**REQUEST:** Every record that follows must be duplicated exactly, with images left out.

**RECORDS TO USE:**
[START]
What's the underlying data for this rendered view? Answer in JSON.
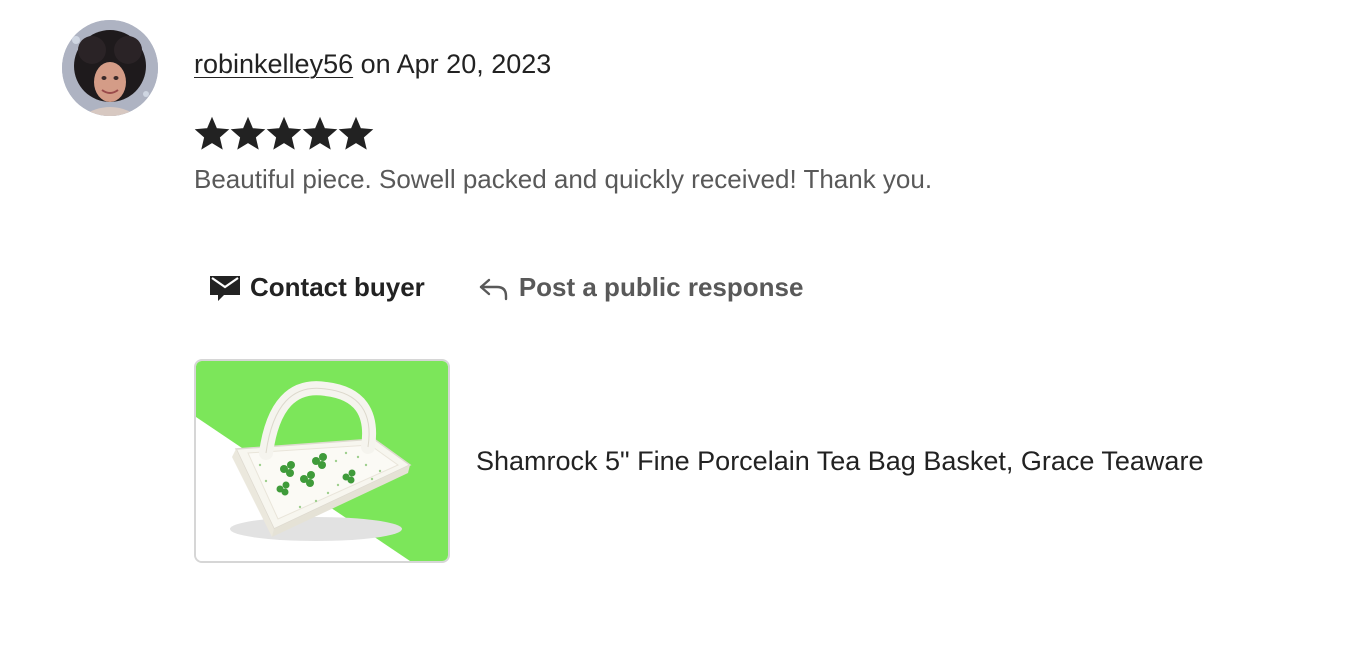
{
  "review": {
    "reviewer": "robinkelley56",
    "date_text": " on Apr 20, 2023",
    "rating": 5,
    "rating_max": 5,
    "text": "Beautiful piece. Sowell packed and quickly received! Thank you."
  },
  "actions": {
    "contact_label": "Contact buyer",
    "contact_icon": "envelope-icon",
    "respond_label": "Post a public response",
    "respond_icon": "reply-arrow-icon"
  },
  "product": {
    "title": "Shamrock 5\" Fine Porcelain Tea Bag Basket, Grace Teaware",
    "thumbnail_bg_color": "#7ce65a"
  },
  "colors": {
    "text_primary": "#222222",
    "text_secondary": "#595959",
    "star": "#222222"
  }
}
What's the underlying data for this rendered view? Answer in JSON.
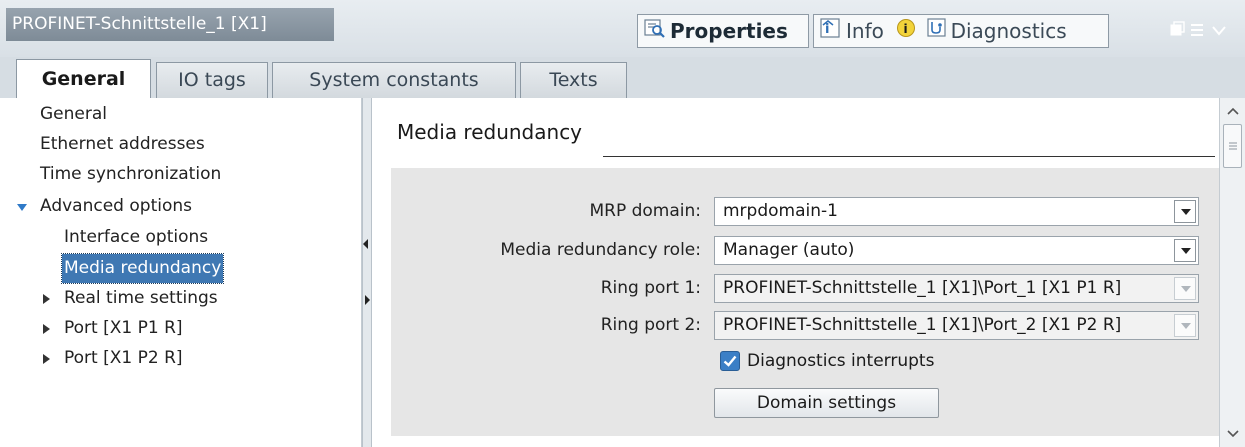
{
  "window": {
    "title": "PROFINET-Schnittstelle_1 [X1]"
  },
  "inspector_tabs": [
    {
      "label": "Properties",
      "icon": "properties-icon",
      "active": true
    },
    {
      "label": "Info",
      "icon": "info-icon",
      "badge_icon": "info-badge-icon",
      "active": false
    },
    {
      "label": "Diagnostics",
      "icon": "diagnostics-icon",
      "active": false
    }
  ],
  "tabs": [
    {
      "label": "General",
      "active": true
    },
    {
      "label": "IO tags",
      "active": false
    },
    {
      "label": "System constants",
      "active": false
    },
    {
      "label": "Texts",
      "active": false
    }
  ],
  "nav": {
    "items": [
      {
        "label": "General"
      },
      {
        "label": "Ethernet addresses"
      },
      {
        "label": "Time synchronization"
      },
      {
        "label": "Advanced options",
        "expanded": true
      },
      {
        "label": "Interface options"
      },
      {
        "label": "Media redundancy",
        "selected": true
      },
      {
        "label": "Real time settings",
        "expanded": false
      },
      {
        "label": "Port [X1 P1 R]",
        "expanded": false
      },
      {
        "label": "Port [X1 P2 R]",
        "expanded": false
      }
    ]
  },
  "section": {
    "title": "Media redundancy"
  },
  "form": {
    "mrp_domain": {
      "label": "MRP domain:",
      "value": "mrpdomain-1"
    },
    "role": {
      "label": "Media redundancy role:",
      "value": "Manager (auto)"
    },
    "ring_port_1": {
      "label": "Ring port 1:",
      "value": "PROFINET-Schnittstelle_1 [X1]\\Port_1 [X1 P1 R]"
    },
    "ring_port_2": {
      "label": "Ring port 2:",
      "value": "PROFINET-Schnittstelle_1 [X1]\\Port_2 [X1 P2 R]"
    },
    "diagnostics_interrupts": {
      "label": "Diagnostics interrupts",
      "checked": true
    },
    "domain_settings_button": "Domain settings"
  },
  "colors": {
    "accent": "#3f78b3",
    "panel": "#e6e6e6",
    "checkbox": "#3b7fc6"
  }
}
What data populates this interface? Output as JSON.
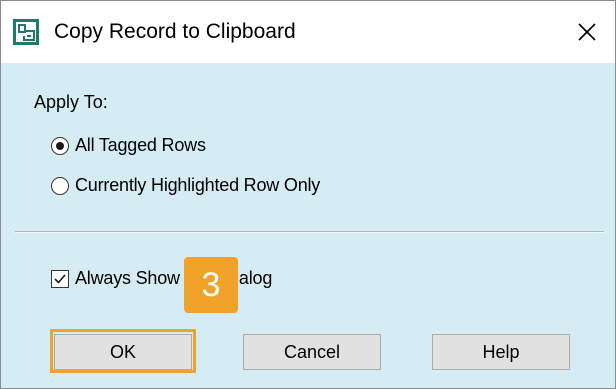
{
  "window": {
    "title": "Copy Record to Clipboard",
    "app_icon": "clipboard-app-icon",
    "close_icon": "close-icon"
  },
  "apply_to": {
    "label": "Apply To:",
    "options": [
      {
        "label": "All Tagged Rows",
        "selected": true
      },
      {
        "label": "Currently Highlighted Row Only",
        "selected": false
      }
    ]
  },
  "always_show": {
    "label": "Always Show This Dialog",
    "checked": true
  },
  "step_badge": {
    "number": "3",
    "color": "#f0a328"
  },
  "buttons": {
    "ok": "OK",
    "cancel": "Cancel",
    "help": "Help"
  },
  "colors": {
    "dialog_background": "#d6ecf4",
    "titlebar_background": "#ffffff",
    "highlight": "#f0a328"
  }
}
[END]
**ANSWER:**
What's the underlying data for this rendered view? Answer in JSON.
{
  "review": {
    "reviewer": "robinkelley56",
    "date_text": " on Apr 20, 2023",
    "rating": 5,
    "rating_max": 5,
    "text": "Beautiful piece. Sowell packed and quickly received! Thank you."
  },
  "actions": {
    "contact_label": "Contact buyer",
    "contact_icon": "envelope-icon",
    "respond_label": "Post a public response",
    "respond_icon": "reply-arrow-icon"
  },
  "product": {
    "title": "Shamrock 5\" Fine Porcelain Tea Bag Basket, Grace Teaware",
    "thumbnail_bg_color": "#7ce65a"
  },
  "colors": {
    "text_primary": "#222222",
    "text_secondary": "#595959",
    "star": "#222222"
  }
}
What's the underlying data for this rendered view? Answer in JSON.
{
  "window": {
    "title": "PROFINET-Schnittstelle_1 [X1]"
  },
  "inspector_tabs": [
    {
      "label": "Properties",
      "icon": "properties-icon",
      "active": true
    },
    {
      "label": "Info",
      "icon": "info-icon",
      "badge_icon": "info-badge-icon",
      "active": false
    },
    {
      "label": "Diagnostics",
      "icon": "diagnostics-icon",
      "active": false
    }
  ],
  "tabs": [
    {
      "label": "General",
      "active": true
    },
    {
      "label": "IO tags",
      "active": false
    },
    {
      "label": "System constants",
      "active": false
    },
    {
      "label": "Texts",
      "active": false
    }
  ],
  "nav": {
    "items": [
      {
        "label": "General"
      },
      {
        "label": "Ethernet addresses"
      },
      {
        "label": "Time synchronization"
      },
      {
        "label": "Advanced options",
        "expanded": true
      },
      {
        "label": "Interface options"
      },
      {
        "label": "Media redundancy",
        "selected": true
      },
      {
        "label": "Real time settings",
        "expanded": false
      },
      {
        "label": "Port [X1 P1 R]",
        "expanded": false
      },
      {
        "label": "Port [X1 P2 R]",
        "expanded": false
      }
    ]
  },
  "section": {
    "title": "Media redundancy"
  },
  "form": {
    "mrp_domain": {
      "label": "MRP domain:",
      "value": "mrpdomain-1"
    },
    "role": {
      "label": "Media redundancy role:",
      "value": "Manager (auto)"
    },
    "ring_port_1": {
      "label": "Ring port 1:",
      "value": "PROFINET-Schnittstelle_1 [X1]\\Port_1 [X1 P1 R]"
    },
    "ring_port_2": {
      "label": "Ring port 2:",
      "value": "PROFINET-Schnittstelle_1 [X1]\\Port_2 [X1 P2 R]"
    },
    "diagnostics_interrupts": {
      "label": "Diagnostics interrupts",
      "checked": true
    },
    "domain_settings_button": "Domain settings"
  },
  "colors": {
    "accent": "#3f78b3",
    "panel": "#e6e6e6",
    "checkbox": "#3b7fc6"
  }
}
What data populates this interface? Output as JSON.
{
  "window": {
    "title": "Copy Record to Clipboard",
    "app_icon": "clipboard-app-icon",
    "close_icon": "close-icon"
  },
  "apply_to": {
    "label": "Apply To:",
    "options": [
      {
        "label": "All Tagged Rows",
        "selected": true
      },
      {
        "label": "Currently Highlighted Row Only",
        "selected": false
      }
    ]
  },
  "always_show": {
    "label": "Always Show This Dialog",
    "checked": true
  },
  "step_badge": {
    "number": "3",
    "color": "#f0a328"
  },
  "buttons": {
    "ok": "OK",
    "cancel": "Cancel",
    "help": "Help"
  },
  "colors": {
    "dialog_background": "#d6ecf4",
    "titlebar_background": "#ffffff",
    "highlight": "#f0a328"
  }
}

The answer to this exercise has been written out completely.